→ CHALLENGE
Type out every line below exactly as it reads.

A block of data:
— BEGIN —

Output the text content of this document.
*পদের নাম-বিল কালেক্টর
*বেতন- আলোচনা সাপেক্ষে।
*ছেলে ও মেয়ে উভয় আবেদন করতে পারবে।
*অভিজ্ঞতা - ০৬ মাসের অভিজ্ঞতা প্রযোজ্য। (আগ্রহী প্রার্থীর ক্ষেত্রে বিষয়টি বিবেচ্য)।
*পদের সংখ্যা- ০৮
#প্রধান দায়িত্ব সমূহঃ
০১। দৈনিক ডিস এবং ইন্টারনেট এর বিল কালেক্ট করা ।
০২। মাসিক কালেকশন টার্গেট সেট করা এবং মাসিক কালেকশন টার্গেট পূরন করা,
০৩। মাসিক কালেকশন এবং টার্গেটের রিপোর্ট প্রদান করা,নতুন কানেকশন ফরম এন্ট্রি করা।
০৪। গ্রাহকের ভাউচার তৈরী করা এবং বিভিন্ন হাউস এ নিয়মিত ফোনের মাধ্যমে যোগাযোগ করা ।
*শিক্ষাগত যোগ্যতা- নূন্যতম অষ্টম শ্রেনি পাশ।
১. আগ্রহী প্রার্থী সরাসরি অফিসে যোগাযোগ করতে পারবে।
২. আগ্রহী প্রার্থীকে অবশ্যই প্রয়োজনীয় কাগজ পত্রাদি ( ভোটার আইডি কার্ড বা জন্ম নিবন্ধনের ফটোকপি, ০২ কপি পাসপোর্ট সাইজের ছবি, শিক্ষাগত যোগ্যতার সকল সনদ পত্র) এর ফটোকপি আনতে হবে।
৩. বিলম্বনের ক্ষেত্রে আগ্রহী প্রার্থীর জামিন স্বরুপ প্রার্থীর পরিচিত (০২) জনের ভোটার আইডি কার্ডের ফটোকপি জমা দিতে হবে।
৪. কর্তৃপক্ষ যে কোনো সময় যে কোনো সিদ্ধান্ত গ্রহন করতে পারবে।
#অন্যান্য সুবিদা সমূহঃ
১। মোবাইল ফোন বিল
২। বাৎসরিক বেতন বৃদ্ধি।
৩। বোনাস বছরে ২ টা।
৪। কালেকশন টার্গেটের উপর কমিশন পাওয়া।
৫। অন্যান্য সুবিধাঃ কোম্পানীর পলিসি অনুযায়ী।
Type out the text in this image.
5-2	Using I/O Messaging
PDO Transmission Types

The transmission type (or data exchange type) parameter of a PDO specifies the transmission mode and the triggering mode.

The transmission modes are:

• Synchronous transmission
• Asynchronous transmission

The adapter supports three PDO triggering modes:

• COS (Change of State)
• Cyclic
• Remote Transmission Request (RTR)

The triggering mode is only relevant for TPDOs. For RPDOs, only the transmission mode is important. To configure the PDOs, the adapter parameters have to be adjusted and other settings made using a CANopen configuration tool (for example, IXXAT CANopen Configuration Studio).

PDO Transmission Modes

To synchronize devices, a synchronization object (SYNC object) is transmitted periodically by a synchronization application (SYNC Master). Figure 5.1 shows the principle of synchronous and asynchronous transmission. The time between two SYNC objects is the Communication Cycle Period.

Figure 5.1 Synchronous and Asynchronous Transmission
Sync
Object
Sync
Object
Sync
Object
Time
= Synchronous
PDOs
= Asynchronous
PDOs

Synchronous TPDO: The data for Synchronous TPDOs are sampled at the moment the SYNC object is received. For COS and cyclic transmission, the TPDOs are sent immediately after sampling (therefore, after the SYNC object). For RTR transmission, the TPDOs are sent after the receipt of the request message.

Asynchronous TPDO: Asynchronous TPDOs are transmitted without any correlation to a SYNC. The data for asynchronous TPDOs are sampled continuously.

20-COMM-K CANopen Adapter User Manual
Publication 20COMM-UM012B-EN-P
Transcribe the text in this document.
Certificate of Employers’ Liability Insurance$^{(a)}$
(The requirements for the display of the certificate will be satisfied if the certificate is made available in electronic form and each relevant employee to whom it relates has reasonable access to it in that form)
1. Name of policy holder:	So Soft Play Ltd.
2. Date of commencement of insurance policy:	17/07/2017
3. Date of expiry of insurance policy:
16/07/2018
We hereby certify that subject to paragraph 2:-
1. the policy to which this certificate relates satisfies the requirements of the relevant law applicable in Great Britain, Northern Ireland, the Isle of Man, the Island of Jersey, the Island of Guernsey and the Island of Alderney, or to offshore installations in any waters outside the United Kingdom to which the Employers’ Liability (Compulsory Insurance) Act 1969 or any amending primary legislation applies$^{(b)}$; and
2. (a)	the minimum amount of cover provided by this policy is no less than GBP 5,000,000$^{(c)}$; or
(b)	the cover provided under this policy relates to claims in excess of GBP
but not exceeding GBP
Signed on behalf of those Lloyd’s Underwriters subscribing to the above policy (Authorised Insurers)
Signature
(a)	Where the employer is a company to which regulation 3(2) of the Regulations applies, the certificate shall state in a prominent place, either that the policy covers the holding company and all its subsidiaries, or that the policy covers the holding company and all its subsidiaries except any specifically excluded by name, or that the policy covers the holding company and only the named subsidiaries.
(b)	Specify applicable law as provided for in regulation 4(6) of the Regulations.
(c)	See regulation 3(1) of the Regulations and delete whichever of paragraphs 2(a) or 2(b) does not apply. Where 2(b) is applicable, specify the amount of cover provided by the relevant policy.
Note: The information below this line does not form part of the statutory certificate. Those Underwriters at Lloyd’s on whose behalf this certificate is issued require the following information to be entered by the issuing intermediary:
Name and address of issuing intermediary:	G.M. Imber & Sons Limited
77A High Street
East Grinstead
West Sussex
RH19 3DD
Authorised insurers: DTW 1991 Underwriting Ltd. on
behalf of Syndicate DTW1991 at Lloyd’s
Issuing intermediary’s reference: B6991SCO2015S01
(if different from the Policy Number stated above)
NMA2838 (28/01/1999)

— END —

→ THE OUTPUT
Output the text content of this document.
*পদের নাম-বিল কালেক্টর
*বেতন- আলোচনা সাপেক্ষে।
*ছেলে ও মেয়ে উভয় আবেদন করতে পারবে।
*অভিজ্ঞতা - ০৬ মাসের অভিজ্ঞতা প্রযোজ্য। (আগ্রহী প্রার্থীর ক্ষেত্রে বিষয়টি বিবেচ্য)।
*পদের সংখ্যা- ০৮
#প্রধান দায়িত্ব সমূহঃ
০১। দৈনিক ডিস এবং ইন্টারনেট এর বিল কালেক্ট করা ।
০২। মাসিক কালেকশন টার্গেট সেট করা এবং মাসিক কালেকশন টার্গেট পূরন করা,
০৩। মাসিক কালেকশন এবং টার্গেটের রিপোর্ট প্রদান করা,নতুন কানেকশন ফরম এন্ট্রি করা।
০৪। গ্রাহকের ভাউচার তৈরী করা এবং বিভিন্ন হাউস এ নিয়মিত ফোনের মাধ্যমে যোগাযোগ করা ।
*শিক্ষাগত যোগ্যতা- নূন্যতম অষ্টম শ্রেনি পাশ।
১. আগ্রহী প্রার্থী সরাসরি অফিসে যোগাযোগ করতে পারবে।
২. আগ্রহী প্রার্থীকে অবশ্যই প্রয়োজনীয় কাগজ পত্রাদি ( ভোটার আইডি কার্ড বা জন্ম নিবন্ধনের ফটোকপি, ০২ কপি পাসপোর্ট সাইজের ছবি, শিক্ষাগত যোগ্যতার সকল সনদ পত্র) এর ফটোকপি আনতে হবে।
৩. বিলম্বনের ক্ষেত্রে আগ্রহী প্রার্থীর জামিন স্বরুপ প্রার্থীর পরিচিত (০২) জনের ভোটার আইডি কার্ডের ফটোকপি জমা দিতে হবে।
৪. কর্তৃপক্ষ যে কোনো সময় যে কোনো সিদ্ধান্ত গ্রহন করতে পারবে।
#অন্যান্য সুবিদা সমূহঃ
১। মোবাইল ফোন বিল
২। বাৎসরিক বেতন বৃদ্ধি।
৩। বোনাস বছরে ২ টা।
৪। কালেকশন টার্গেটের উপর কমিশন পাওয়া।
৫। অন্যান্য সুবিধাঃ কোম্পানীর পলিসি অনুযায়ী।
Type out the text in this image.
5-2	Using I/O Messaging
PDO Transmission Types

The transmission type (or data exchange type) parameter of a PDO specifies the transmission mode and the triggering mode.

The transmission modes are:

• Synchronous transmission
• Asynchronous transmission

The adapter supports three PDO triggering modes:

• COS (Change of State)
• Cyclic
• Remote Transmission Request (RTR)

The triggering mode is only relevant for TPDOs. For RPDOs, only the transmission mode is important. To configure the PDOs, the adapter parameters have to be adjusted and other settings made using a CANopen configuration tool (for example, IXXAT CANopen Configuration Studio).

PDO Transmission Modes

To synchronize devices, a synchronization object (SYNC object) is transmitted periodically by a synchronization application (SYNC Master). Figure 5.1 shows the principle of synchronous and asynchronous transmission. The time between two SYNC objects is the Communication Cycle Period.

Figure 5.1 Synchronous and Asynchronous Transmission
Sync
Object
Sync
Object
Sync
Object
Time
= Synchronous
PDOs
= Asynchronous
PDOs

Synchronous TPDO: The data for Synchronous TPDOs are sampled at the moment the SYNC object is received. For COS and cyclic transmission, the TPDOs are sent immediately after sampling (therefore, after the SYNC object). For RTR transmission, the TPDOs are sent after the receipt of the request message.

Asynchronous TPDO: Asynchronous TPDOs are transmitted without any correlation to a SYNC. The data for asynchronous TPDOs are sampled continuously.

20-COMM-K CANopen Adapter User Manual
Publication 20COMM-UM012B-EN-P
Transcribe the text in this document.
Certificate of Employers’ Liability Insurance$^{(a)}$
(The requirements for the display of the certificate will be satisfied if the certificate is made available in electronic form and each relevant employee to whom it relates has reasonable access to it in that form)
1. Name of policy holder:	So Soft Play Ltd.
2. Date of commencement of insurance policy:	17/07/2017
3. Date of expiry of insurance policy:
16/07/2018
We hereby certify that subject to paragraph 2:-
1. the policy to which this certificate relates satisfies the requirements of the relevant law applicable in Great Britain, Northern Ireland, the Isle of Man, the Island of Jersey, the Island of Guernsey and the Island of Alderney, or to offshore installations in any waters outside the United Kingdom to which the Employers’ Liability (Compulsory Insurance) Act 1969 or any amending primary legislation applies$^{(b)}$; and
2. (a)	the minimum amount of cover provided by this policy is no less than GBP 5,000,000$^{(c)}$; or
(b)	the cover provided under this policy relates to claims in excess of GBP
but not exceeding GBP
Signed on behalf of those Lloyd’s Underwriters subscribing to the above policy (Authorised Insurers)
Signature
(a)	Where the employer is a company to which regulation 3(2) of the Regulations applies, the certificate shall state in a prominent place, either that the policy covers the holding company and all its subsidiaries, or that the policy covers the holding company and all its subsidiaries except any specifically excluded by name, or that the policy covers the holding company and only the named subsidiaries.
(b)	Specify applicable law as provided for in regulation 4(6) of the Regulations.
(c)	See regulation 3(1) of the Regulations and delete whichever of paragraphs 2(a) or 2(b) does not apply. Where 2(b) is applicable, specify the amount of cover provided by the relevant policy.
Note: The information below this line does not form part of the statutory certificate. Those Underwriters at Lloyd’s on whose behalf this certificate is issued require the following information to be entered by the issuing intermediary:
Name and address of issuing intermediary:	G.M. Imber & Sons Limited
77A High Street
East Grinstead
West Sussex
RH19 3DD
Authorised insurers: DTW 1991 Underwriting Ltd. on
behalf of Syndicate DTW1991 at Lloyd’s
Issuing intermediary’s reference: B6991SCO2015S01
(if different from the Policy Number stated above)
NMA2838 (28/01/1999)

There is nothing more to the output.